* EXERCISE INSTRUCTIONS:
Leaving out all images, write out the records that follow exactly.

* TASK DATA:

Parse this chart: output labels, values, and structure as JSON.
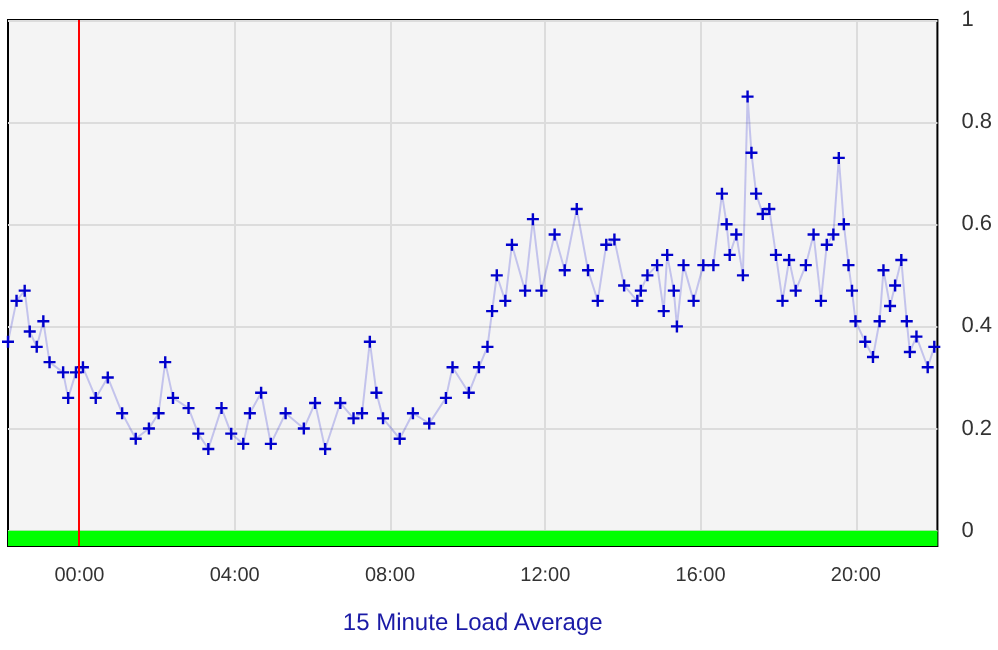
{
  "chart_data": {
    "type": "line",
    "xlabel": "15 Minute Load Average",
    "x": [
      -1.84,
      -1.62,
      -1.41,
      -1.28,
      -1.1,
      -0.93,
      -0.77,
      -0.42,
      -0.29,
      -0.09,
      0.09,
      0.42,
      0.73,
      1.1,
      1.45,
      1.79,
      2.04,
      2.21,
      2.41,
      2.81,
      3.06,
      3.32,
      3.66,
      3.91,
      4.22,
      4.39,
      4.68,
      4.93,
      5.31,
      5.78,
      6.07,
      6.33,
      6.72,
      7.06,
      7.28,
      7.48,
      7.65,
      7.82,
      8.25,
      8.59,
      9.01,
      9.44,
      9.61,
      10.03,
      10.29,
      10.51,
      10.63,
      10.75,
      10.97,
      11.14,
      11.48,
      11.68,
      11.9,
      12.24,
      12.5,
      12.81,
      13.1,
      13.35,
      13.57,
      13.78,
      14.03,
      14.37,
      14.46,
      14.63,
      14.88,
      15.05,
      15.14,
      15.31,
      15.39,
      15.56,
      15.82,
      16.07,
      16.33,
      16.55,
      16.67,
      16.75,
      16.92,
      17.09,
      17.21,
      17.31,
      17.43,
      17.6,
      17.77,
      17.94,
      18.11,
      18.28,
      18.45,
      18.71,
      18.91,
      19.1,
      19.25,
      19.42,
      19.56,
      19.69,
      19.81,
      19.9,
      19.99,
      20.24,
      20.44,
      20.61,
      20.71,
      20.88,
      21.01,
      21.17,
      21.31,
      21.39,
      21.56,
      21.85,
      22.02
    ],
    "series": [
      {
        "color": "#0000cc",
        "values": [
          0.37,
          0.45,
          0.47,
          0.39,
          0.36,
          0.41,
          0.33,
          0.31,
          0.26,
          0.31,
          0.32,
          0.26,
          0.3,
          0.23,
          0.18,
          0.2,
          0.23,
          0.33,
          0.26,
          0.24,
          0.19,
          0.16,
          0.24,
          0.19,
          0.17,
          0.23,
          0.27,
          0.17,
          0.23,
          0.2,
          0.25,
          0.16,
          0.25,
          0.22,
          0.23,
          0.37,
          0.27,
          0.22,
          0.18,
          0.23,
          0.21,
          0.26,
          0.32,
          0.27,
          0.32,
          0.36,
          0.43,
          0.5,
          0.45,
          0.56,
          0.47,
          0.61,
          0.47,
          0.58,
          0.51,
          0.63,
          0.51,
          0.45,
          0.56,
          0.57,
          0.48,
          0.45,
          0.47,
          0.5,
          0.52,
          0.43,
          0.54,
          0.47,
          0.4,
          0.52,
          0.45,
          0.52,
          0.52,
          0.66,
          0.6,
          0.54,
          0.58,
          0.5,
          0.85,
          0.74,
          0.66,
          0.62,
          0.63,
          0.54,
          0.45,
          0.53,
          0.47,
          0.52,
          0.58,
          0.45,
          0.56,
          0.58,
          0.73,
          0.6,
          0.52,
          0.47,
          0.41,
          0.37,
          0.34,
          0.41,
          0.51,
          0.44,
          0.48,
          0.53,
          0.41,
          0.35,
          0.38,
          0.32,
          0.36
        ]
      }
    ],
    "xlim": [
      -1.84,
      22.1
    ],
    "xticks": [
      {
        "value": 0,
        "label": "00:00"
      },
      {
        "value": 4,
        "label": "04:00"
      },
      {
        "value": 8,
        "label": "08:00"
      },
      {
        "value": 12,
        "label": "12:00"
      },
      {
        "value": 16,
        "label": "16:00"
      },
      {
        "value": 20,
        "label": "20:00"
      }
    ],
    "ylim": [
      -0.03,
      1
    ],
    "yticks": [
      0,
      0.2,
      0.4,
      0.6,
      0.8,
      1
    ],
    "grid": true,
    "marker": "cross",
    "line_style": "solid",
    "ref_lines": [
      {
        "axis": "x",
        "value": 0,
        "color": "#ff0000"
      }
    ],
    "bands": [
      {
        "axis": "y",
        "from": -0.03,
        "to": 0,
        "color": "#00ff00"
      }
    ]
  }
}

* OUTPUT FOR THIS TASK:
Parse this chart: output labels, values, and structure as JSON.
{
  "chart_data": {
    "type": "line",
    "xlabel": "15 Minute Load Average",
    "x": [
      -1.84,
      -1.62,
      -1.41,
      -1.28,
      -1.1,
      -0.93,
      -0.77,
      -0.42,
      -0.29,
      -0.09,
      0.09,
      0.42,
      0.73,
      1.1,
      1.45,
      1.79,
      2.04,
      2.21,
      2.41,
      2.81,
      3.06,
      3.32,
      3.66,
      3.91,
      4.22,
      4.39,
      4.68,
      4.93,
      5.31,
      5.78,
      6.07,
      6.33,
      6.72,
      7.06,
      7.28,
      7.48,
      7.65,
      7.82,
      8.25,
      8.59,
      9.01,
      9.44,
      9.61,
      10.03,
      10.29,
      10.51,
      10.63,
      10.75,
      10.97,
      11.14,
      11.48,
      11.68,
      11.9,
      12.24,
      12.5,
      12.81,
      13.1,
      13.35,
      13.57,
      13.78,
      14.03,
      14.37,
      14.46,
      14.63,
      14.88,
      15.05,
      15.14,
      15.31,
      15.39,
      15.56,
      15.82,
      16.07,
      16.33,
      16.55,
      16.67,
      16.75,
      16.92,
      17.09,
      17.21,
      17.31,
      17.43,
      17.6,
      17.77,
      17.94,
      18.11,
      18.28,
      18.45,
      18.71,
      18.91,
      19.1,
      19.25,
      19.42,
      19.56,
      19.69,
      19.81,
      19.9,
      19.99,
      20.24,
      20.44,
      20.61,
      20.71,
      20.88,
      21.01,
      21.17,
      21.31,
      21.39,
      21.56,
      21.85,
      22.02
    ],
    "series": [
      {
        "color": "#0000cc",
        "values": [
          0.37,
          0.45,
          0.47,
          0.39,
          0.36,
          0.41,
          0.33,
          0.31,
          0.26,
          0.31,
          0.32,
          0.26,
          0.3,
          0.23,
          0.18,
          0.2,
          0.23,
          0.33,
          0.26,
          0.24,
          0.19,
          0.16,
          0.24,
          0.19,
          0.17,
          0.23,
          0.27,
          0.17,
          0.23,
          0.2,
          0.25,
          0.16,
          0.25,
          0.22,
          0.23,
          0.37,
          0.27,
          0.22,
          0.18,
          0.23,
          0.21,
          0.26,
          0.32,
          0.27,
          0.32,
          0.36,
          0.43,
          0.5,
          0.45,
          0.56,
          0.47,
          0.61,
          0.47,
          0.58,
          0.51,
          0.63,
          0.51,
          0.45,
          0.56,
          0.57,
          0.48,
          0.45,
          0.47,
          0.5,
          0.52,
          0.43,
          0.54,
          0.47,
          0.4,
          0.52,
          0.45,
          0.52,
          0.52,
          0.66,
          0.6,
          0.54,
          0.58,
          0.5,
          0.85,
          0.74,
          0.66,
          0.62,
          0.63,
          0.54,
          0.45,
          0.53,
          0.47,
          0.52,
          0.58,
          0.45,
          0.56,
          0.58,
          0.73,
          0.6,
          0.52,
          0.47,
          0.41,
          0.37,
          0.34,
          0.41,
          0.51,
          0.44,
          0.48,
          0.53,
          0.41,
          0.35,
          0.38,
          0.32,
          0.36
        ]
      }
    ],
    "xlim": [
      -1.84,
      22.1
    ],
    "xticks": [
      {
        "value": 0,
        "label": "00:00"
      },
      {
        "value": 4,
        "label": "04:00"
      },
      {
        "value": 8,
        "label": "08:00"
      },
      {
        "value": 12,
        "label": "12:00"
      },
      {
        "value": 16,
        "label": "16:00"
      },
      {
        "value": 20,
        "label": "20:00"
      }
    ],
    "ylim": [
      -0.03,
      1
    ],
    "yticks": [
      0,
      0.2,
      0.4,
      0.6,
      0.8,
      1
    ],
    "grid": true,
    "marker": "cross",
    "line_style": "solid",
    "ref_lines": [
      {
        "axis": "x",
        "value": 0,
        "color": "#ff0000"
      }
    ],
    "bands": [
      {
        "axis": "y",
        "from": -0.03,
        "to": 0,
        "color": "#00ff00"
      }
    ]
  }
}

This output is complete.